What this task involves: Write the material out again in full, word for word. Do not include the pictures.

─── Supplied material

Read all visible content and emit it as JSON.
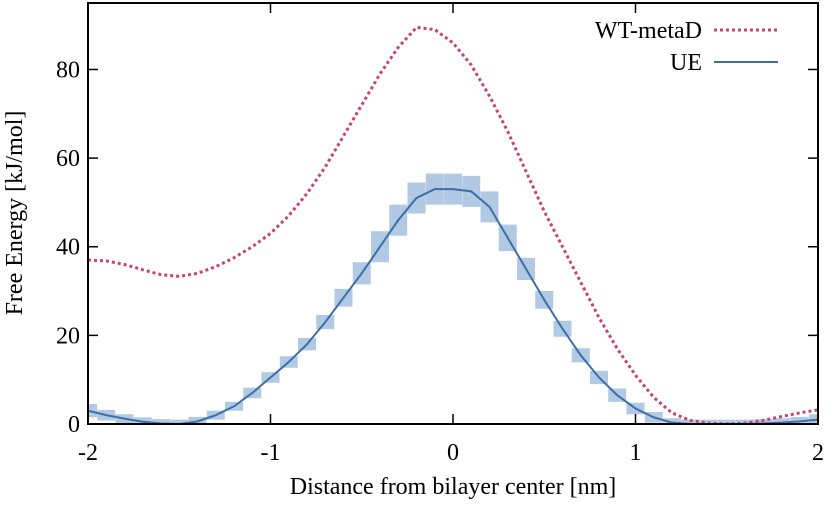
{
  "chart_data": {
    "type": "line",
    "xlabel": "Distance from bilayer center [nm]",
    "ylabel": "Free Energy [kJ/mol]",
    "x": [
      -2,
      -1.9,
      -1.8,
      -1.7,
      -1.6,
      -1.5,
      -1.4,
      -1.3,
      -1.2,
      -1.1,
      -1,
      -0.9,
      -0.8,
      -0.7,
      -0.6,
      -0.5,
      -0.4,
      -0.3,
      -0.2,
      -0.1,
      0,
      0.1,
      0.2,
      0.3,
      0.4,
      0.5,
      0.6,
      0.7,
      0.8,
      0.9,
      1,
      1.1,
      1.2,
      1.3,
      1.4,
      1.5,
      1.6,
      1.7,
      1.8,
      1.9,
      2
    ],
    "series": [
      {
        "name": "WT-metaD",
        "color": "#c8436e",
        "style": "dotted",
        "values": [
          37,
          36.8,
          36,
          34.8,
          33.7,
          33.3,
          34,
          35.5,
          37.5,
          40,
          43,
          47,
          52,
          58,
          65,
          72,
          79,
          85,
          89.5,
          89,
          86,
          81,
          74,
          66,
          57,
          48,
          40,
          32,
          24,
          17,
          11,
          6,
          2.5,
          0.8,
          0.2,
          0,
          0.2,
          0.8,
          1.7,
          2.5,
          3.2
        ]
      },
      {
        "name": "UE",
        "color": "#3c6fa8",
        "style": "solid",
        "error_color": "#a9c3e0",
        "values": [
          3,
          2,
          1.2,
          0.5,
          0.1,
          0,
          0.6,
          2,
          4,
          7,
          10.5,
          14,
          18,
          23,
          28.5,
          34,
          40,
          46,
          51,
          53,
          53,
          52.5,
          49,
          42,
          35,
          28,
          21.5,
          15.5,
          10.5,
          6.5,
          3.5,
          1.5,
          0.3,
          0,
          0,
          0,
          0,
          0.1,
          0.3,
          0.6,
          1
        ],
        "errors": [
          1.5,
          1.2,
          1,
          1,
          1,
          1,
          1,
          1,
          1,
          1.2,
          1.2,
          1.3,
          1.4,
          1.6,
          2,
          2.5,
          3.5,
          3.5,
          3.5,
          3.5,
          3.5,
          3.5,
          3.5,
          3,
          2.5,
          2,
          1.8,
          1.6,
          1.5,
          1.5,
          1.3,
          1.2,
          1,
          1,
          1,
          1,
          1,
          1,
          1,
          1,
          1.2
        ]
      }
    ],
    "xlim": [
      -2,
      2
    ],
    "xticks": [
      -2,
      -1,
      0,
      1,
      2
    ],
    "ylim": [
      0,
      95
    ],
    "yticks": [
      0,
      20,
      40,
      60,
      80
    ],
    "legend": "top-right",
    "grid": false
  }
}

──────

Written response:
Read all visible content and emit it as JSON.
{
  "chart_data": {
    "type": "line",
    "xlabel": "Distance from bilayer center [nm]",
    "ylabel": "Free Energy [kJ/mol]",
    "x": [
      -2,
      -1.9,
      -1.8,
      -1.7,
      -1.6,
      -1.5,
      -1.4,
      -1.3,
      -1.2,
      -1.1,
      -1,
      -0.9,
      -0.8,
      -0.7,
      -0.6,
      -0.5,
      -0.4,
      -0.3,
      -0.2,
      -0.1,
      0,
      0.1,
      0.2,
      0.3,
      0.4,
      0.5,
      0.6,
      0.7,
      0.8,
      0.9,
      1,
      1.1,
      1.2,
      1.3,
      1.4,
      1.5,
      1.6,
      1.7,
      1.8,
      1.9,
      2
    ],
    "series": [
      {
        "name": "WT-metaD",
        "color": "#c8436e",
        "style": "dotted",
        "values": [
          37,
          36.8,
          36,
          34.8,
          33.7,
          33.3,
          34,
          35.5,
          37.5,
          40,
          43,
          47,
          52,
          58,
          65,
          72,
          79,
          85,
          89.5,
          89,
          86,
          81,
          74,
          66,
          57,
          48,
          40,
          32,
          24,
          17,
          11,
          6,
          2.5,
          0.8,
          0.2,
          0,
          0.2,
          0.8,
          1.7,
          2.5,
          3.2
        ]
      },
      {
        "name": "UE",
        "color": "#3c6fa8",
        "style": "solid",
        "error_color": "#a9c3e0",
        "values": [
          3,
          2,
          1.2,
          0.5,
          0.1,
          0,
          0.6,
          2,
          4,
          7,
          10.5,
          14,
          18,
          23,
          28.5,
          34,
          40,
          46,
          51,
          53,
          53,
          52.5,
          49,
          42,
          35,
          28,
          21.5,
          15.5,
          10.5,
          6.5,
          3.5,
          1.5,
          0.3,
          0,
          0,
          0,
          0,
          0.1,
          0.3,
          0.6,
          1
        ],
        "errors": [
          1.5,
          1.2,
          1,
          1,
          1,
          1,
          1,
          1,
          1,
          1.2,
          1.2,
          1.3,
          1.4,
          1.6,
          2,
          2.5,
          3.5,
          3.5,
          3.5,
          3.5,
          3.5,
          3.5,
          3.5,
          3,
          2.5,
          2,
          1.8,
          1.6,
          1.5,
          1.5,
          1.3,
          1.2,
          1,
          1,
          1,
          1,
          1,
          1,
          1,
          1,
          1.2
        ]
      }
    ],
    "xlim": [
      -2,
      2
    ],
    "xticks": [
      -2,
      -1,
      0,
      1,
      2
    ],
    "ylim": [
      0,
      95
    ],
    "yticks": [
      0,
      20,
      40,
      60,
      80
    ],
    "legend": "top-right",
    "grid": false
  }
}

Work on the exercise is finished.